» **Directions**:
A verbatim copy of the entries is the required answer.

» **The data**:

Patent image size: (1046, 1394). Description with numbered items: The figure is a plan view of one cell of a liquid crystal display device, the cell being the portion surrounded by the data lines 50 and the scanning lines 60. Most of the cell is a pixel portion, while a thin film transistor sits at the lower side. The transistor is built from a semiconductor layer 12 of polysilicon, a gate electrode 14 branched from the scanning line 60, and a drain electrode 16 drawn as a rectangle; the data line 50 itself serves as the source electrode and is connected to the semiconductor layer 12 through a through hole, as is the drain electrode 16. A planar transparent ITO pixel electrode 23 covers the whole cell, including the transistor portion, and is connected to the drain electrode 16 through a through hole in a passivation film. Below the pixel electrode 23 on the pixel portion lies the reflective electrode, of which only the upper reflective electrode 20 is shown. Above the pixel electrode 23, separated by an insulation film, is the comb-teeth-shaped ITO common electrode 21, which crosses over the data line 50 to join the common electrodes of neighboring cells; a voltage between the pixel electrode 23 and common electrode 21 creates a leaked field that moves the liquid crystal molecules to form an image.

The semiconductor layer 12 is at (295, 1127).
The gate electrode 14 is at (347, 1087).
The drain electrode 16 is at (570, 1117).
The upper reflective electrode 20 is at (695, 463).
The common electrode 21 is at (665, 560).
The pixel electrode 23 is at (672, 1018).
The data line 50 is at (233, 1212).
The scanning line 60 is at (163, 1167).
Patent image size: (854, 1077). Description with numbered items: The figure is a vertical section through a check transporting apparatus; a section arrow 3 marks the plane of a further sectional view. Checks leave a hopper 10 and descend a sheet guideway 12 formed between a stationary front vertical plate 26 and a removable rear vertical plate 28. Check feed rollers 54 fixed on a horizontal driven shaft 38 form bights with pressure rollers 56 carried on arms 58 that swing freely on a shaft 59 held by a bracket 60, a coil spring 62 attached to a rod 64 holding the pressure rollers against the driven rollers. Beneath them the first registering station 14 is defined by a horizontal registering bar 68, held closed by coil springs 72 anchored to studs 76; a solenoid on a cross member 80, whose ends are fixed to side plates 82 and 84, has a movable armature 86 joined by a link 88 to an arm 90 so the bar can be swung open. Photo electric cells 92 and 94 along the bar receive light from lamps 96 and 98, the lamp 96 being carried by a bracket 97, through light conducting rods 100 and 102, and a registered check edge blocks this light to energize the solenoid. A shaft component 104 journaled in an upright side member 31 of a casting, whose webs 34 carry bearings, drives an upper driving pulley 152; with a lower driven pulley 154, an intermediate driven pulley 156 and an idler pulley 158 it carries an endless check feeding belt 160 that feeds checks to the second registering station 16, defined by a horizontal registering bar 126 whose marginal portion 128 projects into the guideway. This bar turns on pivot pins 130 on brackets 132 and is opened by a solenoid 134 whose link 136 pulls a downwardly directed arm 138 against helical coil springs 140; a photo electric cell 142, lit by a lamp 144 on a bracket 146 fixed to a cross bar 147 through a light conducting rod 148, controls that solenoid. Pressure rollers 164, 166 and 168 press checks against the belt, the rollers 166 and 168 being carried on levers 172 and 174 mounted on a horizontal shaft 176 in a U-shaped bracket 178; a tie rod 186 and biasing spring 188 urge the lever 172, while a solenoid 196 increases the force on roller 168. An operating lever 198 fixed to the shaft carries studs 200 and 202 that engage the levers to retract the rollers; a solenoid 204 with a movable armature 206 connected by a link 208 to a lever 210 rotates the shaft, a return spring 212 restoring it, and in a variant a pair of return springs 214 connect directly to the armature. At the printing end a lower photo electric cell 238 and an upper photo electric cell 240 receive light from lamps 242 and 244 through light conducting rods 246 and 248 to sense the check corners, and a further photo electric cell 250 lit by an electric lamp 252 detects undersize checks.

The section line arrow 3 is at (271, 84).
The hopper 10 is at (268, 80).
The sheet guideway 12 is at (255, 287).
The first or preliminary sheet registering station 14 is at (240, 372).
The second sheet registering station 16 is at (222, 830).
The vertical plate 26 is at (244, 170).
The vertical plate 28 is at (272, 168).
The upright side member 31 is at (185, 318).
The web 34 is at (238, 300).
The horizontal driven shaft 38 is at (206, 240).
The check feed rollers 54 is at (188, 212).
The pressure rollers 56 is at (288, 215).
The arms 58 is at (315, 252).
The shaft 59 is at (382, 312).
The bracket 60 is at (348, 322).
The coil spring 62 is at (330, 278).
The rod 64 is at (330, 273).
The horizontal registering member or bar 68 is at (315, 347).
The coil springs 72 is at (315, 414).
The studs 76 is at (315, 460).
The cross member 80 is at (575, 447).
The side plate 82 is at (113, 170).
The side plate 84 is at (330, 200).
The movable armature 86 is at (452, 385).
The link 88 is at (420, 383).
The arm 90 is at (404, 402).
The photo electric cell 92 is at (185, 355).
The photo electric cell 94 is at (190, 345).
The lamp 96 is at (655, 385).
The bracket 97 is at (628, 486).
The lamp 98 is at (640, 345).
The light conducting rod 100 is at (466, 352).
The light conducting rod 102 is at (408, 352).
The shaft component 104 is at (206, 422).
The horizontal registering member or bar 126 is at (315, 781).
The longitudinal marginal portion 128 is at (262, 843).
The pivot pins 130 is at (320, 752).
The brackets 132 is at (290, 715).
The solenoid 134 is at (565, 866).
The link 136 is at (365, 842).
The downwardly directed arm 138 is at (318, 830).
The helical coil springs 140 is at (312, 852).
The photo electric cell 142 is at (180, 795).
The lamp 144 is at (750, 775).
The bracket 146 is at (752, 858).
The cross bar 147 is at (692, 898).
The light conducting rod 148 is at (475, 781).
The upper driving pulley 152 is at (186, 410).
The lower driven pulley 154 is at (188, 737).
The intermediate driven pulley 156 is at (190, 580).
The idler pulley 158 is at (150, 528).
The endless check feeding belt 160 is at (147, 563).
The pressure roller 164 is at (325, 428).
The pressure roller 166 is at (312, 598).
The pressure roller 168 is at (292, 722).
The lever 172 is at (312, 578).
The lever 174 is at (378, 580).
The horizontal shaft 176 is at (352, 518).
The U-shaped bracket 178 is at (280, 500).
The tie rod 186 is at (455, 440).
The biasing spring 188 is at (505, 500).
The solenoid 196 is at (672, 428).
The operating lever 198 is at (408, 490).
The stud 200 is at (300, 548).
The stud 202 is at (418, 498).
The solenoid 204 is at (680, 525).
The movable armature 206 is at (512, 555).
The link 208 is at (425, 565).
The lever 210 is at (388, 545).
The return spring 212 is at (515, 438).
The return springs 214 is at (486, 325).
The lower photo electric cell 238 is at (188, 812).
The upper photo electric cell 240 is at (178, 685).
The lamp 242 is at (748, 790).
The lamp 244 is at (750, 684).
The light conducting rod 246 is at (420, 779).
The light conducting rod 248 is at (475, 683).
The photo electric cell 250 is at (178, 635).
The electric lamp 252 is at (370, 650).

» **Output for this exercise**:
Patent image size: (1046, 1394). Description with numbered items: The figure is a plan view of one cell of a liquid crystal display device, the cell being the portion surrounded by the data lines 50 and the scanning lines 60. Most of the cell is a pixel portion, while a thin film transistor sits at the lower side. The transistor is built from a semiconductor layer 12 of polysilicon, a gate electrode 14 branched from the scanning line 60, and a drain electrode 16 drawn as a rectangle; the data line 50 itself serves as the source electrode and is connected to the semiconductor layer 12 through a through hole, as is the drain electrode 16. A planar transparent ITO pixel electrode 23 covers the whole cell, including the transistor portion, and is connected to the drain electrode 16 through a through hole in a passivation film. Below the pixel electrode 23 on the pixel portion lies the reflective electrode, of which only the upper reflective electrode 20 is shown. Above the pixel electrode 23, separated by an insulation film, is the comb-teeth-shaped ITO common electrode 21, which crosses over the data line 50 to join the common electrodes of neighboring cells; a voltage between the pixel electrode 23 and common electrode 21 creates a leaked field that moves the liquid crystal molecules to form an image.

The semiconductor layer 12 is at (295, 1127).
The gate electrode 14 is at (347, 1087).
The drain electrode 16 is at (570, 1117).
The upper reflective electrode 20 is at (695, 463).
The common electrode 21 is at (665, 560).
The pixel electrode 23 is at (672, 1018).
The data line 50 is at (233, 1212).
The scanning line 60 is at (163, 1167).
Patent image size: (854, 1077). Description with numbered items: The figure is a vertical section through a check transporting apparatus; a section arrow 3 marks the plane of a further sectional view. Checks leave a hopper 10 and descend a sheet guideway 12 formed between a stationary front vertical plate 26 and a removable rear vertical plate 28. Check feed rollers 54 fixed on a horizontal driven shaft 38 form bights with pressure rollers 56 carried on arms 58 that swing freely on a shaft 59 held by a bracket 60, a coil spring 62 attached to a rod 64 holding the pressure rollers against the driven rollers. Beneath them the first registering station 14 is defined by a horizontal registering bar 68, held closed by coil springs 72 anchored to studs 76; a solenoid on a cross member 80, whose ends are fixed to side plates 82 and 84, has a movable armature 86 joined by a link 88 to an arm 90 so the bar can be swung open. Photo electric cells 92 and 94 along the bar receive light from lamps 96 and 98, the lamp 96 being carried by a bracket 97, through light conducting rods 100 and 102, and a registered check edge blocks this light to energize the solenoid. A shaft component 104 journaled in an upright side member 31 of a casting, whose webs 34 carry bearings, drives an upper driving pulley 152; with a lower driven pulley 154, an intermediate driven pulley 156 and an idler pulley 158 it carries an endless check feeding belt 160 that feeds checks to the second registering station 16, defined by a horizontal registering bar 126 whose marginal portion 128 projects into the guideway. This bar turns on pivot pins 130 on brackets 132 and is opened by a solenoid 134 whose link 136 pulls a downwardly directed arm 138 against helical coil springs 140; a photo electric cell 142, lit by a lamp 144 on a bracket 146 fixed to a cross bar 147 through a light conducting rod 148, controls that solenoid. Pressure rollers 164, 166 and 168 press checks against the belt, the rollers 166 and 168 being carried on levers 172 and 174 mounted on a horizontal shaft 176 in a U-shaped bracket 178; a tie rod 186 and biasing spring 188 urge the lever 172, while a solenoid 196 increases the force on roller 168. An operating lever 198 fixed to the shaft carries studs 200 and 202 that engage the levers to retract the rollers; a solenoid 204 with a movable armature 206 connected by a link 208 to a lever 210 rotates the shaft, a return spring 212 restoring it, and in a variant a pair of return springs 214 connect directly to the armature. At the printing end a lower photo electric cell 238 and an upper photo electric cell 240 receive light from lamps 242 and 244 through light conducting rods 246 and 248 to sense the check corners, and a further photo electric cell 250 lit by an electric lamp 252 detects undersize checks.

The section line arrow 3 is at (271, 84).
The hopper 10 is at (268, 80).
The sheet guideway 12 is at (255, 287).
The first or preliminary sheet registering station 14 is at (240, 372).
The second sheet registering station 16 is at (222, 830).
The vertical plate 26 is at (244, 170).
The vertical plate 28 is at (272, 168).
The upright side member 31 is at (185, 318).
The web 34 is at (238, 300).
The horizontal driven shaft 38 is at (206, 240).
The check feed rollers 54 is at (188, 212).
The pressure rollers 56 is at (288, 215).
The arms 58 is at (315, 252).
The shaft 59 is at (382, 312).
The bracket 60 is at (348, 322).
The coil spring 62 is at (330, 278).
The rod 64 is at (330, 273).
The horizontal registering member or bar 68 is at (315, 347).
The coil springs 72 is at (315, 414).
The studs 76 is at (315, 460).
The cross member 80 is at (575, 447).
The side plate 82 is at (113, 170).
The side plate 84 is at (330, 200).
The movable armature 86 is at (452, 385).
The link 88 is at (420, 383).
The arm 90 is at (404, 402).
The photo electric cell 92 is at (185, 355).
The photo electric cell 94 is at (190, 345).
The lamp 96 is at (655, 385).
The bracket 97 is at (628, 486).
The lamp 98 is at (640, 345).
The light conducting rod 100 is at (466, 352).
The light conducting rod 102 is at (408, 352).
The shaft component 104 is at (206, 422).
The horizontal registering member or bar 126 is at (315, 781).
The longitudinal marginal portion 128 is at (262, 843).
The pivot pins 130 is at (320, 752).
The brackets 132 is at (290, 715).
The solenoid 134 is at (565, 866).
The link 136 is at (365, 842).
The downwardly directed arm 138 is at (318, 830).
The helical coil springs 140 is at (312, 852).
The photo electric cell 142 is at (180, 795).
The lamp 144 is at (750, 775).
The bracket 146 is at (752, 858).
The cross bar 147 is at (692, 898).
The light conducting rod 148 is at (475, 781).
The upper driving pulley 152 is at (186, 410).
The lower driven pulley 154 is at (188, 737).
The intermediate driven pulley 156 is at (190, 580).
The idler pulley 158 is at (150, 528).
The endless check feeding belt 160 is at (147, 563).
The pressure roller 164 is at (325, 428).
The pressure roller 166 is at (312, 598).
The pressure roller 168 is at (292, 722).
The lever 172 is at (312, 578).
The lever 174 is at (378, 580).
The horizontal shaft 176 is at (352, 518).
The U-shaped bracket 178 is at (280, 500).
The tie rod 186 is at (455, 440).
The biasing spring 188 is at (505, 500).
The solenoid 196 is at (672, 428).
The operating lever 198 is at (408, 490).
The stud 200 is at (300, 548).
The stud 202 is at (418, 498).
The solenoid 204 is at (680, 525).
The movable armature 206 is at (512, 555).
The link 208 is at (425, 565).
The lever 210 is at (388, 545).
The return spring 212 is at (515, 438).
The return springs 214 is at (486, 325).
The lower photo electric cell 238 is at (188, 812).
The upper photo electric cell 240 is at (178, 685).
The lamp 242 is at (748, 790).
The lamp 244 is at (750, 684).
The light conducting rod 246 is at (420, 779).
The light conducting rod 248 is at (475, 683).
The photo electric cell 250 is at (178, 635).
The electric lamp 252 is at (370, 650).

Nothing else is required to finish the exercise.